**** DATASET ENTRIES ****

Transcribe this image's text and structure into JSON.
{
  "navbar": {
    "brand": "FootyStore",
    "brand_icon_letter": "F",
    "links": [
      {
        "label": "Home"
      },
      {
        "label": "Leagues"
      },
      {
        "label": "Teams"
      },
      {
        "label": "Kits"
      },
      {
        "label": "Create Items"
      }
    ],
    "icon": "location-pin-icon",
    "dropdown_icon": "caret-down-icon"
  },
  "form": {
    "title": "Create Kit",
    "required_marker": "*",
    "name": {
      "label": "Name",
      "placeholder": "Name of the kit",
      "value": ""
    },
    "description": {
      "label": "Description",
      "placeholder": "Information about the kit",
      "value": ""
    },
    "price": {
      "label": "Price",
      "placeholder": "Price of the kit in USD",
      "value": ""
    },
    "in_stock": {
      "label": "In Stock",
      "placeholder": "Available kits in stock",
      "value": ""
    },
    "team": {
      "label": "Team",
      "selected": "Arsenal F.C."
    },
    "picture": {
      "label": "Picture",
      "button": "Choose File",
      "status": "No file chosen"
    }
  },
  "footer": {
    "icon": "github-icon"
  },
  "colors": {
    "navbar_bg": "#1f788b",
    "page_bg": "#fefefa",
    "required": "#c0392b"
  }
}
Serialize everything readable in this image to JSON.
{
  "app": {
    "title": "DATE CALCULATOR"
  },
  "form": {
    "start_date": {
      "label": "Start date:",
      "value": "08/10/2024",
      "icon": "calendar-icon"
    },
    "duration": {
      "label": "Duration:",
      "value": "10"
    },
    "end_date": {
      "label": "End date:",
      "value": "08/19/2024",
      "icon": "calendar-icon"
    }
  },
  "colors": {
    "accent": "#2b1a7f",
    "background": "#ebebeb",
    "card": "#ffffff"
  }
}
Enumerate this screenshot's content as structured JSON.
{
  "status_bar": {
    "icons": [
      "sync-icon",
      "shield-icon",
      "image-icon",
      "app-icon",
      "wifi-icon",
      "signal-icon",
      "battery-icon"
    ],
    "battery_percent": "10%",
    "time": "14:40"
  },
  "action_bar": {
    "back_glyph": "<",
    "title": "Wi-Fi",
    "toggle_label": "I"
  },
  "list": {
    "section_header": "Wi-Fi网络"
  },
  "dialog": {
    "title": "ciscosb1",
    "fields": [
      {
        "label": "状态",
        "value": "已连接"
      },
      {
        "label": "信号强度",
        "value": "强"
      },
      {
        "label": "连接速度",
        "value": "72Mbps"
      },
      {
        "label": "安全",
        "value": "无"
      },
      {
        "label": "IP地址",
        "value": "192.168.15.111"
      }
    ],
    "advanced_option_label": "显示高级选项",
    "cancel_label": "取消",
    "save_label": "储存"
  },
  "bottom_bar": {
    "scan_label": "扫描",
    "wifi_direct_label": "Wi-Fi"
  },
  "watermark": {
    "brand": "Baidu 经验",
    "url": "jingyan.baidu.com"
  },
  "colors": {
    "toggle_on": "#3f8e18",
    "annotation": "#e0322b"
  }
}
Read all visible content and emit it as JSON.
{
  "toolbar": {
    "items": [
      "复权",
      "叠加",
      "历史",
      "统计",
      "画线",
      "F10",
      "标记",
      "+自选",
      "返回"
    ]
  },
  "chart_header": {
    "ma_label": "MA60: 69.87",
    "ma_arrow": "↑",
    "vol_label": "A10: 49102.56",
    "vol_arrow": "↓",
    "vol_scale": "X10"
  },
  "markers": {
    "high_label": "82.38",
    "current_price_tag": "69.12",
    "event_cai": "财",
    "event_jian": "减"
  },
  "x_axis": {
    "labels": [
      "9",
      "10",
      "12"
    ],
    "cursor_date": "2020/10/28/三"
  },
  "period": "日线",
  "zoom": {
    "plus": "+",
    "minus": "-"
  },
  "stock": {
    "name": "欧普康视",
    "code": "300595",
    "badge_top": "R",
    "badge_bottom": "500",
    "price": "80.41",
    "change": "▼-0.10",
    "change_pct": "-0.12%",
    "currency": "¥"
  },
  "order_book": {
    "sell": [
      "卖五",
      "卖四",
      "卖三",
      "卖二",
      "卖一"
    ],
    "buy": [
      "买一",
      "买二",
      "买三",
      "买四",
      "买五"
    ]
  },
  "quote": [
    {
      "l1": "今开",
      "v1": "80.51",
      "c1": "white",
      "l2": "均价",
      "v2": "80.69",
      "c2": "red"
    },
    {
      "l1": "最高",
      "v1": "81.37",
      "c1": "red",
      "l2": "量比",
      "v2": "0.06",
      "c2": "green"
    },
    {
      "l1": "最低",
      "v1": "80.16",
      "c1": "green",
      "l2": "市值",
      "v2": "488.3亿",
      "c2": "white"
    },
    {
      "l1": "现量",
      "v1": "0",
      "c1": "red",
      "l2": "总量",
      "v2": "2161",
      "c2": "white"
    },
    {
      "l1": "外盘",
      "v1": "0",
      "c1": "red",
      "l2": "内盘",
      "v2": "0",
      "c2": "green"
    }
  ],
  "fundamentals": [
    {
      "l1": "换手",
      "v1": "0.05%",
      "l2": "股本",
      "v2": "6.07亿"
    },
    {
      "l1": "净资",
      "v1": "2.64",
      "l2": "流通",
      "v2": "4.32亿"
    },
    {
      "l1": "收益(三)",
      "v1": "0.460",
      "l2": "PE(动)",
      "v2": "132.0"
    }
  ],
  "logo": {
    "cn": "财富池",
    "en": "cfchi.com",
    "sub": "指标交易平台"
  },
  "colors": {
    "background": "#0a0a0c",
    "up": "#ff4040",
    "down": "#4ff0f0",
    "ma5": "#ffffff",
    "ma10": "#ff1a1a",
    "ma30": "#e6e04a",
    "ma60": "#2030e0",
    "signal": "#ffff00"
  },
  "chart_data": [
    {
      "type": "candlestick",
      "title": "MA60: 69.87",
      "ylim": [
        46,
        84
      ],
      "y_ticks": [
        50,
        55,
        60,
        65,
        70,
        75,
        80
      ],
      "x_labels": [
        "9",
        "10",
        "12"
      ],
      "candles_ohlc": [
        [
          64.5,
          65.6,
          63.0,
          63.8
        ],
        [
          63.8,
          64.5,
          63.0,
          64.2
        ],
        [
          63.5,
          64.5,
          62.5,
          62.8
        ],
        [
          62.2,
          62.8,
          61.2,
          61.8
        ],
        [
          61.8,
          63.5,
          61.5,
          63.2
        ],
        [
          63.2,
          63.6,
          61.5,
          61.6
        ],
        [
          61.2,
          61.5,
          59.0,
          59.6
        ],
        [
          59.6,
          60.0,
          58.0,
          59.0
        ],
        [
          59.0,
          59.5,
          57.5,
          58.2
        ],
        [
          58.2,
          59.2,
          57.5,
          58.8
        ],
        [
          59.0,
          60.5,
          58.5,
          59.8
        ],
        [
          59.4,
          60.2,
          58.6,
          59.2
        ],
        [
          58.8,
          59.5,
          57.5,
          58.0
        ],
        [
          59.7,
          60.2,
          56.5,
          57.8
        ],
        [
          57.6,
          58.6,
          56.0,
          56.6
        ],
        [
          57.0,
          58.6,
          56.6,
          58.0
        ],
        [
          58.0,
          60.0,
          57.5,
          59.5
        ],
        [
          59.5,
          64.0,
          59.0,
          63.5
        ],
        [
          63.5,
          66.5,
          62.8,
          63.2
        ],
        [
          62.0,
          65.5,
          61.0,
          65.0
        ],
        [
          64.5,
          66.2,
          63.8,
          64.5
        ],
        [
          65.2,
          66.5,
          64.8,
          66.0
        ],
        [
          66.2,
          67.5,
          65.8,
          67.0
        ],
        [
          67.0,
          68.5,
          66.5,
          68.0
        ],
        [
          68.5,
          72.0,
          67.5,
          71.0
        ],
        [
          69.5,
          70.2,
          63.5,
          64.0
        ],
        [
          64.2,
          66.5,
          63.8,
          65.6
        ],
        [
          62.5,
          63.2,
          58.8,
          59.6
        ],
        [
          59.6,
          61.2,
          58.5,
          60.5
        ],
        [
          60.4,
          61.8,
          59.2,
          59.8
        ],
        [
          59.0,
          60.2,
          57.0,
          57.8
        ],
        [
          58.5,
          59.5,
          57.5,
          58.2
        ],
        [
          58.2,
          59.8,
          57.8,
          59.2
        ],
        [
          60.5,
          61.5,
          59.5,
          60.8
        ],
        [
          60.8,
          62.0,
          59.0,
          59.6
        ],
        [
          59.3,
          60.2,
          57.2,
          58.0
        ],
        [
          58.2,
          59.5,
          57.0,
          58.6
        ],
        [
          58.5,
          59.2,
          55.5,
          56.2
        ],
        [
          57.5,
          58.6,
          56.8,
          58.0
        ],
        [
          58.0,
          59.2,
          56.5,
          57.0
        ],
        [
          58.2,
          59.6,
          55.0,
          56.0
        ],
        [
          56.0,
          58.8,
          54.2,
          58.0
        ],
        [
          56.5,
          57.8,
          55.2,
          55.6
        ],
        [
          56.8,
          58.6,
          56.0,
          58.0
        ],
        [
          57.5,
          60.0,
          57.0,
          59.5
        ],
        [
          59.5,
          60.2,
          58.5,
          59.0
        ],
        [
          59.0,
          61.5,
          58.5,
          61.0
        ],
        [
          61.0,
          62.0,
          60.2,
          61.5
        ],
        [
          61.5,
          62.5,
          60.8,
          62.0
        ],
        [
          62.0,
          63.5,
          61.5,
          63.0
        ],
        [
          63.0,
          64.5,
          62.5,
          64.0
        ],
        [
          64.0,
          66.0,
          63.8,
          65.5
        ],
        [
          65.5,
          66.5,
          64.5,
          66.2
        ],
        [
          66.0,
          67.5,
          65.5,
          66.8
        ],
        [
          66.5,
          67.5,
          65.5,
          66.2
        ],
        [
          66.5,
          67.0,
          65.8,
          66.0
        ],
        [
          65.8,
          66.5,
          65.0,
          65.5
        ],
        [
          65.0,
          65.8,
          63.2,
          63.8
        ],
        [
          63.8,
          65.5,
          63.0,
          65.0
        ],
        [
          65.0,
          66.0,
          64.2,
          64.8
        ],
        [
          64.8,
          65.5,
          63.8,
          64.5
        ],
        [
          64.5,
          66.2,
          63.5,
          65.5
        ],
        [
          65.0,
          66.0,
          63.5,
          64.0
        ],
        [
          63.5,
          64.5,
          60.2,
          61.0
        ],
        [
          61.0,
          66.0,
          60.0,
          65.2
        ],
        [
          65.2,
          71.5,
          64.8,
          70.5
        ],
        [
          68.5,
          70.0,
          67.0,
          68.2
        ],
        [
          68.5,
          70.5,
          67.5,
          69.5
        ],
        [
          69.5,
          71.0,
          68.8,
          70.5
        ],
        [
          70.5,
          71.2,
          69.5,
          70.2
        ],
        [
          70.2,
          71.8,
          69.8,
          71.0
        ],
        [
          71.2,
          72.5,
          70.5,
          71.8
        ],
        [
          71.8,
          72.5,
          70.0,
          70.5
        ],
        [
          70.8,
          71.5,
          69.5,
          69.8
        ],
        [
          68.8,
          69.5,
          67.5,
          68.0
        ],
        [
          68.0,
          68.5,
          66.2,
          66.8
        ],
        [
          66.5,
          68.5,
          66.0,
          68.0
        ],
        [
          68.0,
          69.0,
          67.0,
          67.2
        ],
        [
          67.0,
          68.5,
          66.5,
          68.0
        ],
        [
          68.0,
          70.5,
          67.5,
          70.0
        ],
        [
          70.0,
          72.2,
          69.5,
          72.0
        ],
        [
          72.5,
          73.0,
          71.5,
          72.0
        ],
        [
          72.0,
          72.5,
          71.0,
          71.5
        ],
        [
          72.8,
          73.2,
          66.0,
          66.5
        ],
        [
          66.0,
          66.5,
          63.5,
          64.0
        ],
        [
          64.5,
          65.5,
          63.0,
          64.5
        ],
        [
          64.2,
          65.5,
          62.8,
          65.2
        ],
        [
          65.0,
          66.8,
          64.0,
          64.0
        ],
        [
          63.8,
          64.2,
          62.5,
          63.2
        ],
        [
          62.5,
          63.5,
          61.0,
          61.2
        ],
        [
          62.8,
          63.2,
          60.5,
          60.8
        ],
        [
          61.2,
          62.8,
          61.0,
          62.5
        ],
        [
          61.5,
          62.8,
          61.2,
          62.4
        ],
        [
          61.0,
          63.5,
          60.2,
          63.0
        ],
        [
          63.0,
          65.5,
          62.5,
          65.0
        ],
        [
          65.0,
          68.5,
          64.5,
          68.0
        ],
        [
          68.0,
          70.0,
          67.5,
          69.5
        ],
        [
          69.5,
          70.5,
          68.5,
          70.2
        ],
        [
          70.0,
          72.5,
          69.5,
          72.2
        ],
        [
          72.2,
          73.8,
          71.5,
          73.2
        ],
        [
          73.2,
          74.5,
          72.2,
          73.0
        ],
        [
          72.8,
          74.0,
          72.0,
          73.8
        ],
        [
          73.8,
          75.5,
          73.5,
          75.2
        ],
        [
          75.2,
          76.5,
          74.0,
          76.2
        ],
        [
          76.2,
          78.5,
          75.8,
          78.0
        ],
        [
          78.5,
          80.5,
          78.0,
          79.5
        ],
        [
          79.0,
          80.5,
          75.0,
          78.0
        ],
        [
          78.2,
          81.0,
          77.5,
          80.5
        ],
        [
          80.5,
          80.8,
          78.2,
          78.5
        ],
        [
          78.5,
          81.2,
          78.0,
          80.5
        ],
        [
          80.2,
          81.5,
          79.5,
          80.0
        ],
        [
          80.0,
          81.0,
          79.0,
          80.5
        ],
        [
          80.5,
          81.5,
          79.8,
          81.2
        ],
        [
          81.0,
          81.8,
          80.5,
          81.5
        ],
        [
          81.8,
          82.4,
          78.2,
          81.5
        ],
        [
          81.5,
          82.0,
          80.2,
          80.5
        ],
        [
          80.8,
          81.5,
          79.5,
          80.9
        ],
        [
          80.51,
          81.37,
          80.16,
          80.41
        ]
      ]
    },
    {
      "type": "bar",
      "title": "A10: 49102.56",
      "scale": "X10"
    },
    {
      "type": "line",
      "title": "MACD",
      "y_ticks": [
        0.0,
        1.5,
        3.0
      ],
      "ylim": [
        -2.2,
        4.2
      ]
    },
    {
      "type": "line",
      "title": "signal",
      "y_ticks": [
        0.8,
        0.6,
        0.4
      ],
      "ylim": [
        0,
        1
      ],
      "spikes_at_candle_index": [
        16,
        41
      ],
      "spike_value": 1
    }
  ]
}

****

[REQUIRED TASK] Which lines above contain the word "type"? Copy each of them.

[REPLY]
      "type": "candlestick",
      "type": "bar",
      "type": "line",
      "type": "line",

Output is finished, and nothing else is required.